The records →
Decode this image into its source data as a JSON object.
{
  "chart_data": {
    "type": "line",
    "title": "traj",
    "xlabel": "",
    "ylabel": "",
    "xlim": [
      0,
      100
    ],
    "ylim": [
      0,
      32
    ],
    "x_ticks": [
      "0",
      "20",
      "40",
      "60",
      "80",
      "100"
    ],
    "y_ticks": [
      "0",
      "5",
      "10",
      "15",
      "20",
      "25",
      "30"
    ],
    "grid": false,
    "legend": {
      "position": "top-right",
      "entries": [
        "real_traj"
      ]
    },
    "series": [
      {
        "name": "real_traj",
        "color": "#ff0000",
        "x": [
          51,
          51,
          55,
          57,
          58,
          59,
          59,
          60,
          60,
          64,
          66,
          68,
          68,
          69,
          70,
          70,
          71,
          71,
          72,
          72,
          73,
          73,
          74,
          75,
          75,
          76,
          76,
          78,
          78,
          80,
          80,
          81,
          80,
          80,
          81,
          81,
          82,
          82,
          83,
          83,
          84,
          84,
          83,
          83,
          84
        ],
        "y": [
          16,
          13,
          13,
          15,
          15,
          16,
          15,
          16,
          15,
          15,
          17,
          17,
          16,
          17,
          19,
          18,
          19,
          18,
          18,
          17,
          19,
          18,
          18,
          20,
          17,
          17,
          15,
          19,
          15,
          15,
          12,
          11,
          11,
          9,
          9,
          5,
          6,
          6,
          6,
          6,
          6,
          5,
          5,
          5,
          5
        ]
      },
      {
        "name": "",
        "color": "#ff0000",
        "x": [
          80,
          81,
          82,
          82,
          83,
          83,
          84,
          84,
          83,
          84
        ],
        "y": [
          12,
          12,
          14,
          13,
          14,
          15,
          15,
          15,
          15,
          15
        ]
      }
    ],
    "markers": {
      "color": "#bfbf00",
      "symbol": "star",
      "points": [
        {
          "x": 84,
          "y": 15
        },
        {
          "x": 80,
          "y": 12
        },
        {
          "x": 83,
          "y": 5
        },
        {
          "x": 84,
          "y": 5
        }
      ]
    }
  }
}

* * *

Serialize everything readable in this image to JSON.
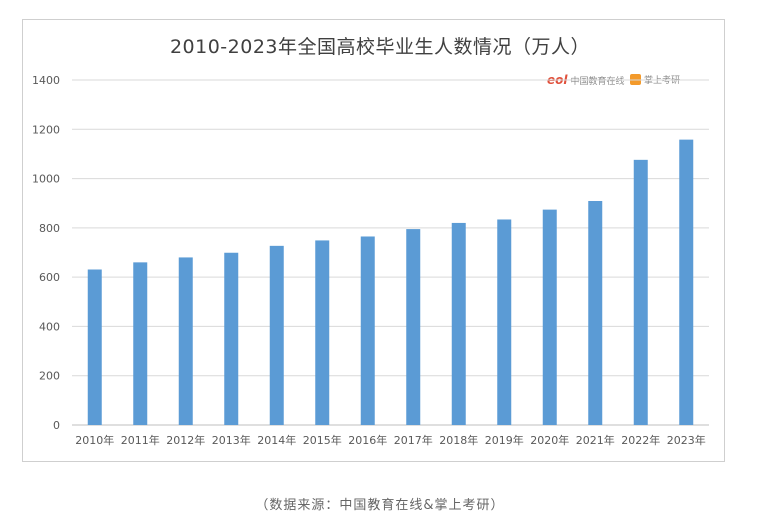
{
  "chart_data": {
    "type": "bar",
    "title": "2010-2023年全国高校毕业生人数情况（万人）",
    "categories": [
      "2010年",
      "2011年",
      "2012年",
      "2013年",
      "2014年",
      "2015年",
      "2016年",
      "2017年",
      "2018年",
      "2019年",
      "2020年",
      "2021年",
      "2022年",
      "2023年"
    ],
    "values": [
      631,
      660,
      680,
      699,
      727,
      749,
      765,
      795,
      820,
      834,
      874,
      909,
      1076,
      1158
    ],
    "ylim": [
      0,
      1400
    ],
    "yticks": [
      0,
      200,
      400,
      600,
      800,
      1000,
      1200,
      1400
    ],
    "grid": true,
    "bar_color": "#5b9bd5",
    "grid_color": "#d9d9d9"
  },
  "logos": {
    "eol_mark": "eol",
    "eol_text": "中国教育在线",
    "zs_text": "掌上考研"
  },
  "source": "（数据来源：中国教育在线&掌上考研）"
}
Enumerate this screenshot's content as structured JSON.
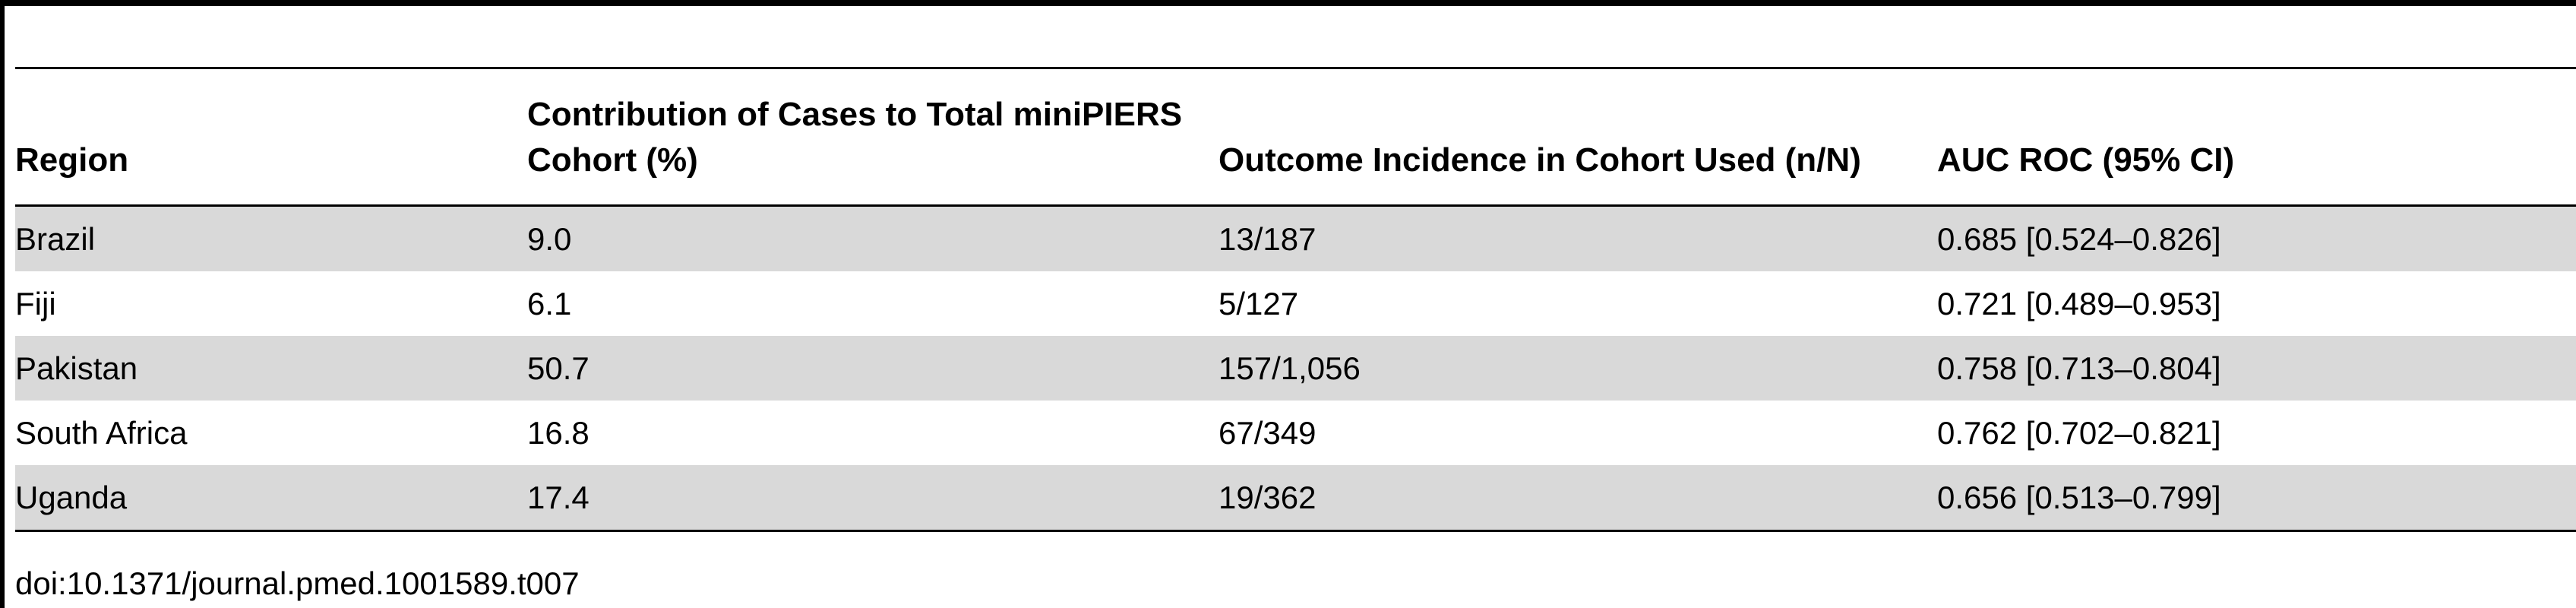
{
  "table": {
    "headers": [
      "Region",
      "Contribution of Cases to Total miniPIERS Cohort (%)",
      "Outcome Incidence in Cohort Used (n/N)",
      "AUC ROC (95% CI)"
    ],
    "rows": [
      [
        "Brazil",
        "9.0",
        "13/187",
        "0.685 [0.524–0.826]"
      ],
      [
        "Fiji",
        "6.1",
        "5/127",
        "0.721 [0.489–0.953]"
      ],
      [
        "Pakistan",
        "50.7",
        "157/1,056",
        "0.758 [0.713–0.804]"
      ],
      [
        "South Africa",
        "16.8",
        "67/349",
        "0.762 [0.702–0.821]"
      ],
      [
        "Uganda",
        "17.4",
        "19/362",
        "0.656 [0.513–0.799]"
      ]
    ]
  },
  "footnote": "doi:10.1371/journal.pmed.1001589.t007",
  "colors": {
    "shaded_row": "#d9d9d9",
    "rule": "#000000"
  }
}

What to do → Select every line above that contains the word "中国教育在线", and copy it.

Written solution →
    "eol_text": "中国教育在线",
  "source": "（数据来源：中国教育在线&掌上考研）"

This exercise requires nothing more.